==== RECORDS

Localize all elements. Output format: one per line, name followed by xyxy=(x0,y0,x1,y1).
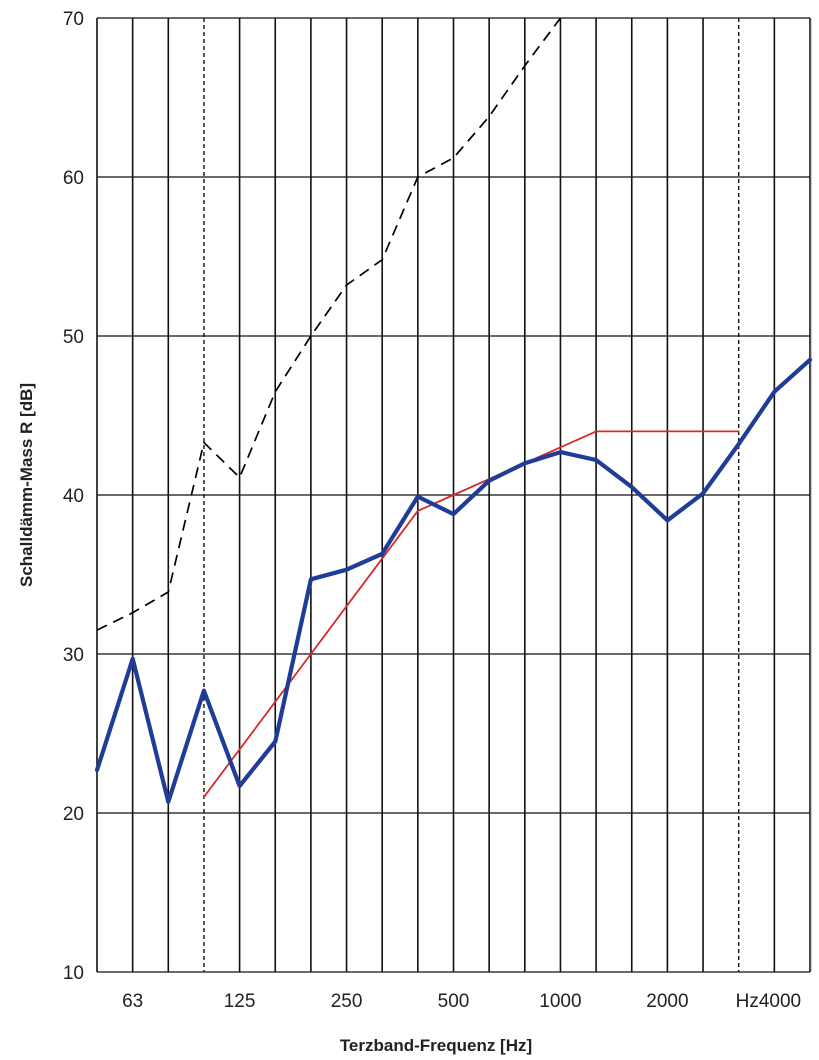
y-tick-label: 30 xyxy=(63,645,84,666)
y-tick-label: 50 xyxy=(63,327,84,348)
series-line-thick-solid xyxy=(94,357,813,804)
y-tick-labels: 10 20 30 40 50 60 70 xyxy=(63,9,84,984)
series-line-dashed xyxy=(96,17,562,631)
y-tick-label: 20 xyxy=(63,804,84,825)
x-tick-label: 63 xyxy=(122,991,143,1012)
x-tick-label: 125 xyxy=(224,991,256,1012)
x-tick-label: 1000 xyxy=(539,991,581,1012)
y-axis-title: Schalldämm-Mass R [dB] xyxy=(17,383,36,587)
x-tick-label: 250 xyxy=(331,991,363,1012)
series-lines xyxy=(94,17,813,804)
series-line-thin-solid xyxy=(203,430,740,798)
y-tick-label: 70 xyxy=(63,9,84,30)
reference-lines xyxy=(203,18,740,972)
x-tick-label: 500 xyxy=(438,991,470,1012)
x-tick-label: 2000 xyxy=(646,991,688,1012)
y-tick-label: 10 xyxy=(63,963,84,984)
grid xyxy=(96,17,812,973)
y-tick-label: 40 xyxy=(63,486,84,507)
x-tick-label: Hz4000 xyxy=(736,991,802,1012)
x-tick-labels: 63 125 250 500 1000 2000 Hz4000 xyxy=(122,991,801,1012)
y-tick-label: 60 xyxy=(63,168,84,189)
x-axis-title: Terzband-Frequenz [Hz] xyxy=(340,1036,532,1055)
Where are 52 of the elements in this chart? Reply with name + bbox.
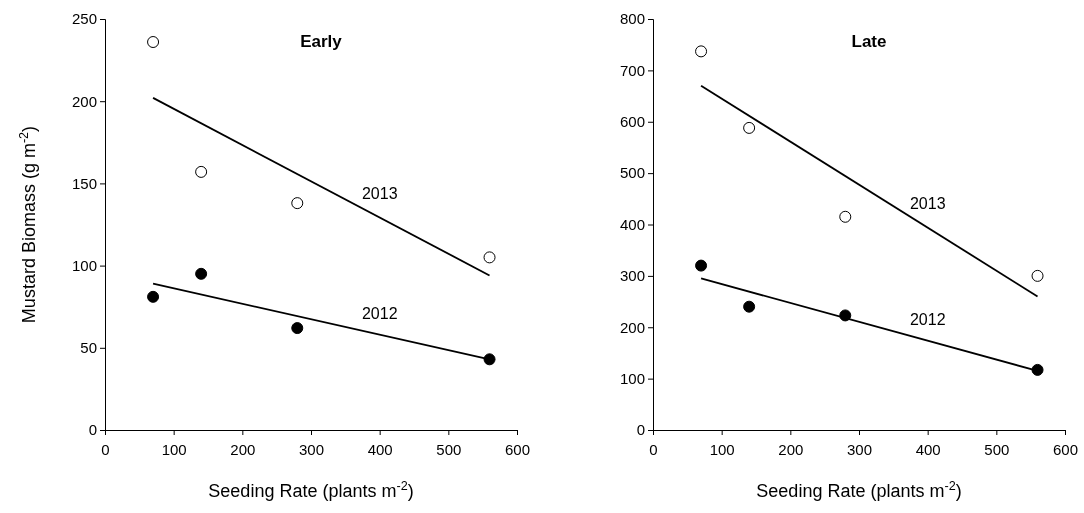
y-tick-label: 600: [619, 113, 645, 131]
series-label: 2012: [361, 304, 398, 322]
point: [743, 121, 756, 134]
x-tick-label: 0: [649, 440, 658, 458]
x-axis-title: Seeding Rate (plants m$^{-2}$): [756, 479, 962, 501]
point: [147, 290, 160, 303]
x-tick-label: 400: [915, 440, 941, 458]
point: [147, 36, 160, 48]
text: Late: [851, 32, 887, 51]
x-tick-label: 600: [1052, 440, 1079, 458]
y-tick-label: 50: [80, 339, 97, 357]
x-tick-label: 500: [984, 440, 1010, 458]
x-axis-title: Seeding Rate (plants m$^{-2}$): [208, 479, 414, 501]
point: [483, 353, 496, 366]
point: [483, 251, 496, 264]
series-label: 2013: [909, 194, 946, 212]
x-tick-label: 200: [230, 440, 256, 458]
x-tick-label: 300: [846, 440, 873, 458]
text: Early: [300, 32, 343, 51]
point: [195, 165, 208, 178]
y-tick-label: 100: [71, 256, 97, 274]
x-tick-label: 100: [709, 440, 735, 458]
y-tick-label: 0: [636, 421, 645, 439]
y-tick-label: 200: [619, 318, 645, 336]
y-tick-label: 150: [71, 174, 97, 192]
point: [195, 267, 208, 280]
y-tick-label: 400: [619, 215, 645, 233]
x-tick-label: 0: [101, 440, 110, 458]
y-tick-label: 800: [619, 10, 645, 28]
x-tick-label: 100: [161, 440, 187, 458]
series-label: 2013: [361, 185, 398, 203]
point: [743, 300, 756, 313]
x-tick-label: 500: [436, 440, 462, 458]
x-tick-label: 300: [298, 440, 325, 458]
y-tick-label: 250: [71, 10, 97, 28]
y-tick-label: 700: [619, 61, 645, 79]
y-tick-label: 200: [71, 92, 97, 110]
point: [1031, 363, 1044, 376]
point: [695, 45, 708, 58]
point: [695, 259, 708, 272]
point: [1031, 269, 1044, 282]
series-label: 2012: [909, 310, 946, 328]
x-tick-label: 200: [778, 440, 804, 458]
y-tick-label: 500: [619, 164, 645, 182]
point: [291, 197, 304, 210]
point: [291, 322, 304, 335]
y-tick-label: 300: [619, 267, 645, 285]
point: [839, 210, 852, 223]
y-tick-label: 100: [619, 369, 645, 387]
y-tick-label: 0: [88, 421, 97, 439]
x-tick-label: 600: [504, 440, 531, 458]
x-tick-label: 400: [367, 440, 393, 458]
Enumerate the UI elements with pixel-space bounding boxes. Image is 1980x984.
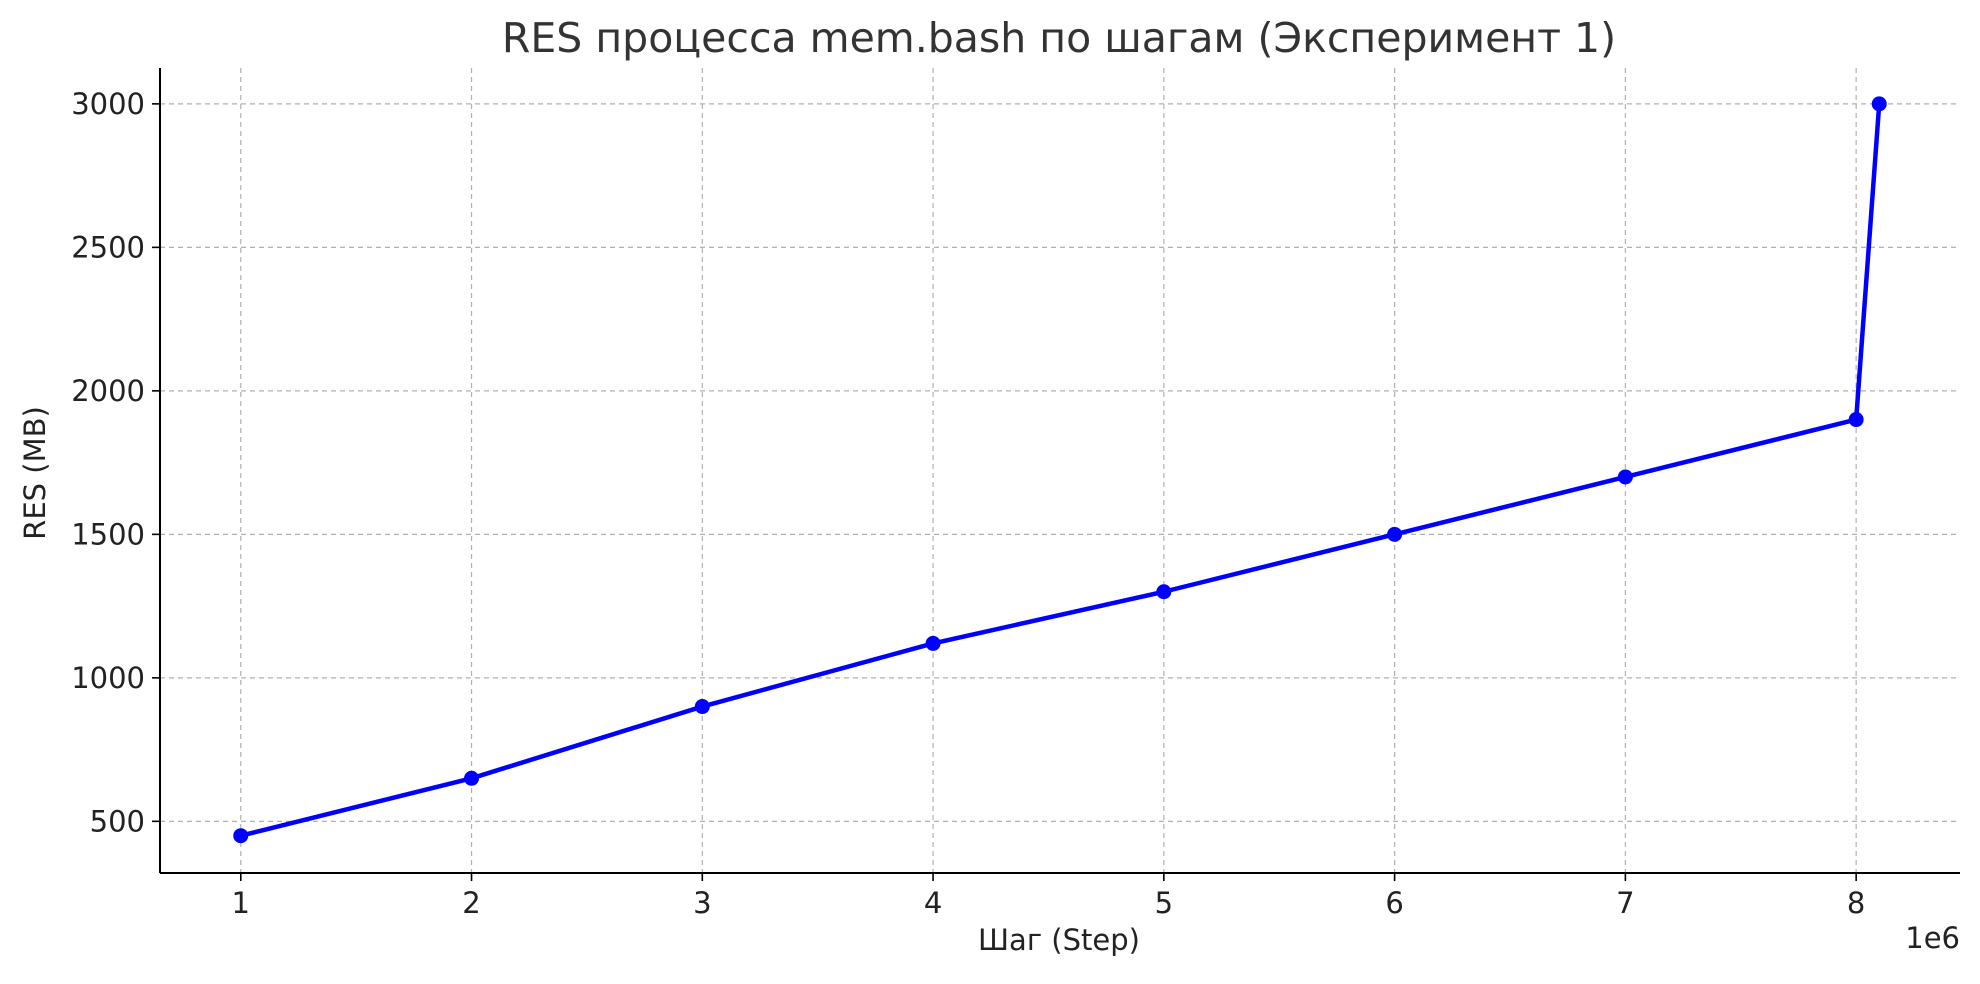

========

# [PROMPT]
Reproduce every item above word for word, omitting the pictures.

# [ANSWER BELOW]
Localize all elements. Output format: one per line, name followed by xyxy=(x0,y0,x1,y1).
y-tick-label: 30 xyxy=(63,645,84,666)
y-tick-label: 50 xyxy=(63,327,84,348)
series-line-thick-solid xyxy=(94,357,813,804)
y-tick-labels: 10 20 30 40 50 60 70 xyxy=(63,9,84,984)
series-line-dashed xyxy=(96,17,562,631)
y-tick-label: 20 xyxy=(63,804,84,825)
x-tick-label: 63 xyxy=(122,991,143,1012)
x-tick-label: 125 xyxy=(224,991,256,1012)
x-tick-label: 1000 xyxy=(539,991,581,1012)
y-axis-title: Schalldämm-Mass R [dB] xyxy=(17,383,36,587)
x-tick-label: 250 xyxy=(331,991,363,1012)
series-lines xyxy=(94,17,813,804)
series-line-thin-solid xyxy=(203,430,740,798)
y-tick-label: 70 xyxy=(63,9,84,30)
reference-lines xyxy=(203,18,740,972)
x-tick-label: 500 xyxy=(438,991,470,1012)
x-tick-label: 2000 xyxy=(646,991,688,1012)
y-tick-label: 10 xyxy=(63,963,84,984)
grid xyxy=(96,17,812,973)
y-tick-label: 40 xyxy=(63,486,84,507)
x-tick-label: Hz4000 xyxy=(736,991,802,1012)
x-tick-labels: 63 125 250 500 1000 2000 Hz4000 xyxy=(122,991,801,1012)
y-tick-label: 60 xyxy=(63,168,84,189)
x-axis-title: Terzband-Frequenz [Hz] xyxy=(340,1036,532,1055)
Where are 52 of the elements in this chart? Reply with name + bbox.
y-tick-label: 600: [619, 113, 645, 131]
series-label: 2012: [361, 304, 398, 322]
point: [743, 121, 756, 134]
x-tick-label: 0: [649, 440, 658, 458]
x-axis-title: Seeding Rate (plants m$^{-2}$): [756, 479, 962, 501]
point: [147, 290, 160, 303]
x-tick-label: 400: [915, 440, 941, 458]
point: [147, 36, 160, 48]
text: Late: [851, 32, 887, 51]
x-tick-label: 600: [1052, 440, 1079, 458]
y-tick-label: 50: [80, 339, 97, 357]
x-tick-label: 500: [984, 440, 1010, 458]
x-axis-title: Seeding Rate (plants m$^{-2}$): [208, 479, 414, 501]
point: [483, 353, 496, 366]
point: [483, 251, 496, 264]
series-label: 2013: [909, 194, 946, 212]
x-tick-label: 200: [230, 440, 256, 458]
x-tick-label: 300: [846, 440, 873, 458]
text: Early: [300, 32, 343, 51]
point: [195, 165, 208, 178]
y-tick-label: 100: [71, 256, 97, 274]
x-tick-label: 100: [709, 440, 735, 458]
y-tick-label: 0: [636, 421, 645, 439]
y-tick-label: 200: [619, 318, 645, 336]
y-tick-label: 150: [71, 174, 97, 192]
point: [195, 267, 208, 280]
y-tick-label: 400: [619, 215, 645, 233]
x-tick-label: 0: [101, 440, 110, 458]
y-tick-label: 800: [619, 10, 645, 28]
x-tick-label: 100: [161, 440, 187, 458]
series-label: 2013: [361, 185, 398, 203]
point: [743, 300, 756, 313]
x-tick-label: 500: [436, 440, 462, 458]
x-tick-label: 300: [298, 440, 325, 458]
y-tick-label: 250: [71, 10, 97, 28]
y-tick-label: 700: [619, 61, 645, 79]
y-tick-label: 200: [71, 92, 97, 110]
point: [1031, 363, 1044, 376]
point: [695, 45, 708, 58]
point: [695, 259, 708, 272]
point: [1031, 269, 1044, 282]
series-label: 2012: [909, 310, 946, 328]
x-tick-label: 200: [778, 440, 804, 458]
y-tick-label: 500: [619, 164, 645, 182]
point: [291, 197, 304, 210]
point: [291, 322, 304, 335]
y-tick-label: 300: [619, 267, 645, 285]
point: [839, 210, 852, 223]
y-tick-label: 100: [619, 369, 645, 387]
y-tick-label: 0: [88, 421, 97, 439]
x-tick-label: 600: [504, 440, 531, 458]
x-tick-label: 400: [367, 440, 393, 458]
Enumerate the UI elements with pixel-space bounding boxes. Image is 1980x984.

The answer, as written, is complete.